◆ Given request:
Where a line in the listing below contains the word "vast", copy that line.

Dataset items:
▼

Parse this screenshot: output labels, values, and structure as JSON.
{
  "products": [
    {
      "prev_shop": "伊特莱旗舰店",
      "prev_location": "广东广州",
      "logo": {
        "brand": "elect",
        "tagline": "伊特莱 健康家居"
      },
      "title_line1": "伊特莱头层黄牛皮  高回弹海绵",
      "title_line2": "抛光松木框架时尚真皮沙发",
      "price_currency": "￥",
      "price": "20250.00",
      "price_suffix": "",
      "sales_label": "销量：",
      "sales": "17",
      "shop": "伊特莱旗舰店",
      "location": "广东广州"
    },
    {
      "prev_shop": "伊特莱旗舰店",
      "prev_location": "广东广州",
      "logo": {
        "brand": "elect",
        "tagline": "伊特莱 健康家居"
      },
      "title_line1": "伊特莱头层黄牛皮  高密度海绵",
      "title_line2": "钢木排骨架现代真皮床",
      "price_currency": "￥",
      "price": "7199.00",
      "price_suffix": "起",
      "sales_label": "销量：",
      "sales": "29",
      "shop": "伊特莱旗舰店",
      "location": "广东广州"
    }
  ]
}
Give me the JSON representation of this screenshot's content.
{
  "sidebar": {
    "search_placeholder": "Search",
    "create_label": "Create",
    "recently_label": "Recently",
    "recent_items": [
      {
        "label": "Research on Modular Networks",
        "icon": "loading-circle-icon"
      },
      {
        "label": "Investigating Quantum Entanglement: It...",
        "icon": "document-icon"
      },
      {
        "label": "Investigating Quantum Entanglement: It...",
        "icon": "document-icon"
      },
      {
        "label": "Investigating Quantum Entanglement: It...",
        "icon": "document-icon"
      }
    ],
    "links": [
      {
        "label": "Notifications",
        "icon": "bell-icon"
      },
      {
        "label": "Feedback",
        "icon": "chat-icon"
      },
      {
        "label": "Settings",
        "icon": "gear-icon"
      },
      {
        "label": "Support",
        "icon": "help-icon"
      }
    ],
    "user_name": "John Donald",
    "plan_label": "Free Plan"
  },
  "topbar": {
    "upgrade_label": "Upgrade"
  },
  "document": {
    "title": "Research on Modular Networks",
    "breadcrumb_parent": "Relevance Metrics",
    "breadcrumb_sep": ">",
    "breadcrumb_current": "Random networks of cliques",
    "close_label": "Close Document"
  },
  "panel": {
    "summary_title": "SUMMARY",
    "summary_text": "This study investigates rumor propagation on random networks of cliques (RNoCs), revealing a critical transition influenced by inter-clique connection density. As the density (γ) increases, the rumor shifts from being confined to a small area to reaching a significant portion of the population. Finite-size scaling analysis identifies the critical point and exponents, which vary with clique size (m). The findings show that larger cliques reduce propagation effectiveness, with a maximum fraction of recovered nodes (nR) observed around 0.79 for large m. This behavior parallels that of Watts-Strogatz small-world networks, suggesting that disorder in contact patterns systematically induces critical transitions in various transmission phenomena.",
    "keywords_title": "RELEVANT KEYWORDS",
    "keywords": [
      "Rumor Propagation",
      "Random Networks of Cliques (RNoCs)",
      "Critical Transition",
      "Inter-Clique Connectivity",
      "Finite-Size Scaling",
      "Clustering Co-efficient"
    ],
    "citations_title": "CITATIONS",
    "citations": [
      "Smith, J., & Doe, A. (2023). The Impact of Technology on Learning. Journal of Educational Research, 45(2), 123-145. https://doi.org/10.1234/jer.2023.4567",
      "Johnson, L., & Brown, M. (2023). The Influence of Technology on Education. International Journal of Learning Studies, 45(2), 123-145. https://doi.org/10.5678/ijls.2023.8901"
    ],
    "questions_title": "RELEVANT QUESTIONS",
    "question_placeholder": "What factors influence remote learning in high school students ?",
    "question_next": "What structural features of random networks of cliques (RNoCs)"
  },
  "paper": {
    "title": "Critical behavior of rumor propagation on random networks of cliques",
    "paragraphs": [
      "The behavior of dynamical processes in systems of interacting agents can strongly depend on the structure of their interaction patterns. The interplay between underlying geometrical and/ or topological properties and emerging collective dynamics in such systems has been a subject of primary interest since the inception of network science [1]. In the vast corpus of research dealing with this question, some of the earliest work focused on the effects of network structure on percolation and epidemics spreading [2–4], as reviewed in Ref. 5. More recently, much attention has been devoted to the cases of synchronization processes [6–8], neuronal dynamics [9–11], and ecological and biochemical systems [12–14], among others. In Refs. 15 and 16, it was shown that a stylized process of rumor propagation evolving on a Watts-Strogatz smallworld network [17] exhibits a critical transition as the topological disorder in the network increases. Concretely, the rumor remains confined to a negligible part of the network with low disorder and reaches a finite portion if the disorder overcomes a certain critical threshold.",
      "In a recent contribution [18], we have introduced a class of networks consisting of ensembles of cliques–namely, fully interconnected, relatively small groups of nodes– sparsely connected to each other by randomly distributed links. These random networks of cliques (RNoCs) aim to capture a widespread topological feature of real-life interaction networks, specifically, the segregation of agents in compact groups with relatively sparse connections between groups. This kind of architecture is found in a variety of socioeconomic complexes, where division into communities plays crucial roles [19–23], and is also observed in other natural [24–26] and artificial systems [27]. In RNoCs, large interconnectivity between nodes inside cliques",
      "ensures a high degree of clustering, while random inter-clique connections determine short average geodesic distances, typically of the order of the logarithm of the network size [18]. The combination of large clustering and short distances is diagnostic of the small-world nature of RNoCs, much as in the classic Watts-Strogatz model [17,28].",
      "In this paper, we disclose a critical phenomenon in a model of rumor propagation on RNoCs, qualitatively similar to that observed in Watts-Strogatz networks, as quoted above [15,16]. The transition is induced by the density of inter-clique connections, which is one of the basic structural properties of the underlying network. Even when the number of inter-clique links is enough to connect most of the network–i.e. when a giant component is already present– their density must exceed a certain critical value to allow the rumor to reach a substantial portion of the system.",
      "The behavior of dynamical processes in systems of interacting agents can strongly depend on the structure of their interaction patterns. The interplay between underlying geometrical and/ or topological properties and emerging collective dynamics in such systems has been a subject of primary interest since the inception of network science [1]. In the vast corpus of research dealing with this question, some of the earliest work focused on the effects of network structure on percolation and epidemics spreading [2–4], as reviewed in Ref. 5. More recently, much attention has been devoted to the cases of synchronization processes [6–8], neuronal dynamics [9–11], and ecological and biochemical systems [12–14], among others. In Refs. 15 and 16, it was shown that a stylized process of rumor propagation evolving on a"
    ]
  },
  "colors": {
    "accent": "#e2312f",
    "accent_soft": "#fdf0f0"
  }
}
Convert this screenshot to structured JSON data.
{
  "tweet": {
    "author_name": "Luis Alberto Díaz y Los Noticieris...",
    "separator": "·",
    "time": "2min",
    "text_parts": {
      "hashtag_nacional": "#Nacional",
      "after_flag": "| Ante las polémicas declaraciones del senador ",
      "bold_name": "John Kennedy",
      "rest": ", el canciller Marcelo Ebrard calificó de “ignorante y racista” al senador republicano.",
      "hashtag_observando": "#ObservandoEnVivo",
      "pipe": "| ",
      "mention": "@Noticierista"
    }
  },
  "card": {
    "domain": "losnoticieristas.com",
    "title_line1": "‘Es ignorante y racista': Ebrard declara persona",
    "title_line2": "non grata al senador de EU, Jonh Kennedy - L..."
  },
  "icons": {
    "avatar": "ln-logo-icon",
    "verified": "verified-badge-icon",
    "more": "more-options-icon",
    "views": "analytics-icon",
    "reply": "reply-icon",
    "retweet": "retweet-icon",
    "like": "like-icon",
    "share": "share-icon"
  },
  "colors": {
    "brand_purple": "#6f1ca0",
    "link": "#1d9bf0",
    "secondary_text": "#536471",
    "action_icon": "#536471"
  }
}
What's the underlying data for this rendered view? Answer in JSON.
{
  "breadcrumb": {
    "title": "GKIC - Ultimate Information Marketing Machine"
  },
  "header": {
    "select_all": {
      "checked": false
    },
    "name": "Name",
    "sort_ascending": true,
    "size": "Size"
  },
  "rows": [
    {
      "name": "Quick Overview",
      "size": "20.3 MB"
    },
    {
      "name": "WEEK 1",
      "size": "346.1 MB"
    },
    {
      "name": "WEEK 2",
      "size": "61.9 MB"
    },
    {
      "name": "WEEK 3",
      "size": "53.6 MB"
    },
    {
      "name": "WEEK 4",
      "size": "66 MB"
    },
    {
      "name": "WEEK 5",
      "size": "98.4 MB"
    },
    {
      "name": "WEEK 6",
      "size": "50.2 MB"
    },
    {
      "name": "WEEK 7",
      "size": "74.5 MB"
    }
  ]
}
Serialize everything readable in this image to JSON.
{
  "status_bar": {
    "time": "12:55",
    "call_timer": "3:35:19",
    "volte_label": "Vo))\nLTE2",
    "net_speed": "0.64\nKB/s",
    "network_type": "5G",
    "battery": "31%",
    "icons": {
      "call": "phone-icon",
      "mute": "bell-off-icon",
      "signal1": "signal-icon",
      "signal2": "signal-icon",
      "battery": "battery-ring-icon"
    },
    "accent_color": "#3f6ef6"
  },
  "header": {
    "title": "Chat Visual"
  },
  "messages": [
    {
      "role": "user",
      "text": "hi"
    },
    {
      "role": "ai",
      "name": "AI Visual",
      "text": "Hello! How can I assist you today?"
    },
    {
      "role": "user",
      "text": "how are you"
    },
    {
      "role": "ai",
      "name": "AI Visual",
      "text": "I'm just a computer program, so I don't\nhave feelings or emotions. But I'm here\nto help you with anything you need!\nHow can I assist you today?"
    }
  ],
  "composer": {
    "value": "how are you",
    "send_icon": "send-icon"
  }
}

▲

◆ Answer below:
      "The behavior of dynamical processes in systems of interacting agents can strongly depend on the structure of their interaction patterns. The interplay between underlying geometrical and/ or topological properties and emerging collective dynamics in such systems has been a subject of primary interest since the inception of network science [1]. In the vast corpus of research dealing with this question, some of the earliest work focused on the effects of network structure on percolation and epidemics spreading [2–4], as reviewed in Ref. 5. More recently, much attention has been devoted to the cases of synchronization processes [6–8], neuronal dynamics [9–11], and ecological and biochemical systems [12–14], among others. In Refs. 15 and 16, it was shown that a stylized process of rumor propagation evolving on a Watts-Strogatz smallworld network [17] exhibits a critical transition as the topological disorder in the network increases. Concretely, the rumor remains confined to a negligible part of the network with low disorder and reaches a finite portion if the disorder overcomes a certain critical threshold.",
      "The behavior of dynamical processes in systems of interacting agents can strongly depend on the structure of their interaction patterns. The interplay between underlying geometrical and/ or topological properties and emerging collective dynamics in such systems has been a subject of primary interest since the inception of network science [1]. In the vast corpus of research dealing with this question, some of the earliest work focused on the effects of network structure on percolation and epidemics spreading [2–4], as reviewed in Ref. 5. More recently, much attention has been devoted to the cases of synchronization processes [6–8], neuronal dynamics [9–11], and ecological and biochemical systems [12–14], among others. In Refs. 15 and 16, it was shown that a stylized process of rumor propagation evolving on a"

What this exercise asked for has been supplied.